• _TASK GOAL_
Each line that follows should be printed again exactly as it stands.

• _MATERIAL FOR THE TASK_

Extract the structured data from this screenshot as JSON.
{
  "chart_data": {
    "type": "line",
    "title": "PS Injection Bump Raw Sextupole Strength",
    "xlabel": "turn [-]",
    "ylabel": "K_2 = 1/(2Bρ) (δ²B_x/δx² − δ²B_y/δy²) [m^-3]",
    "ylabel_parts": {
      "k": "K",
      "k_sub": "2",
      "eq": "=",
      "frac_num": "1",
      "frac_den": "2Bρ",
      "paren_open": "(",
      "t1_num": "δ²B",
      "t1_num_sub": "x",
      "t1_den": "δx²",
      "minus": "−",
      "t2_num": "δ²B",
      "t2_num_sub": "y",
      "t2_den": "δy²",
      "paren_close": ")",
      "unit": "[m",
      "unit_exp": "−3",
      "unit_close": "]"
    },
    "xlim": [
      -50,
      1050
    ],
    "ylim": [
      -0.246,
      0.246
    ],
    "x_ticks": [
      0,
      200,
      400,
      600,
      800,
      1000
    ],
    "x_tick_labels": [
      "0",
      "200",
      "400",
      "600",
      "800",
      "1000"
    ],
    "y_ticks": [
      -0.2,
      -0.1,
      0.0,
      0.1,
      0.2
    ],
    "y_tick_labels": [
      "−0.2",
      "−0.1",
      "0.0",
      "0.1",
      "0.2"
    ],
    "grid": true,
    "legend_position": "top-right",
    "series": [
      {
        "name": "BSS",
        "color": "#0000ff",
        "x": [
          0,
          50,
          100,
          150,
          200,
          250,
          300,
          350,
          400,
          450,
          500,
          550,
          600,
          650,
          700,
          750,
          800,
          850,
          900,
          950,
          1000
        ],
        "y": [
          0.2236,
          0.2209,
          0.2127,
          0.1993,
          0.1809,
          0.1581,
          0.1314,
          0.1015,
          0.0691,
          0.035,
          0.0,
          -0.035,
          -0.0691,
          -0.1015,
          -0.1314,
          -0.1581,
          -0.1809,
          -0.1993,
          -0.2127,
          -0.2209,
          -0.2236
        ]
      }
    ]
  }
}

• _TASK SOLUTION_
Extract the structured data from this screenshot as JSON.
{
  "chart_data": {
    "type": "line",
    "title": "PS Injection Bump Raw Sextupole Strength",
    "xlabel": "turn [-]",
    "ylabel": "K_2 = 1/(2Bρ) (δ²B_x/δx² − δ²B_y/δy²) [m^-3]",
    "ylabel_parts": {
      "k": "K",
      "k_sub": "2",
      "eq": "=",
      "frac_num": "1",
      "frac_den": "2Bρ",
      "paren_open": "(",
      "t1_num": "δ²B",
      "t1_num_sub": "x",
      "t1_den": "δx²",
      "minus": "−",
      "t2_num": "δ²B",
      "t2_num_sub": "y",
      "t2_den": "δy²",
      "paren_close": ")",
      "unit": "[m",
      "unit_exp": "−3",
      "unit_close": "]"
    },
    "xlim": [
      -50,
      1050
    ],
    "ylim": [
      -0.246,
      0.246
    ],
    "x_ticks": [
      0,
      200,
      400,
      600,
      800,
      1000
    ],
    "x_tick_labels": [
      "0",
      "200",
      "400",
      "600",
      "800",
      "1000"
    ],
    "y_ticks": [
      -0.2,
      -0.1,
      0.0,
      0.1,
      0.2
    ],
    "y_tick_labels": [
      "−0.2",
      "−0.1",
      "0.0",
      "0.1",
      "0.2"
    ],
    "grid": true,
    "legend_position": "top-right",
    "series": [
      {
        "name": "BSS",
        "color": "#0000ff",
        "x": [
          0,
          50,
          100,
          150,
          200,
          250,
          300,
          350,
          400,
          450,
          500,
          550,
          600,
          650,
          700,
          750,
          800,
          850,
          900,
          950,
          1000
        ],
        "y": [
          0.2236,
          0.2209,
          0.2127,
          0.1993,
          0.1809,
          0.1581,
          0.1314,
          0.1015,
          0.0691,
          0.035,
          0.0,
          -0.035,
          -0.0691,
          -0.1015,
          -0.1314,
          -0.1581,
          -0.1809,
          -0.1993,
          -0.2127,
          -0.2209,
          -0.2236
        ]
      }
    ]
  }
}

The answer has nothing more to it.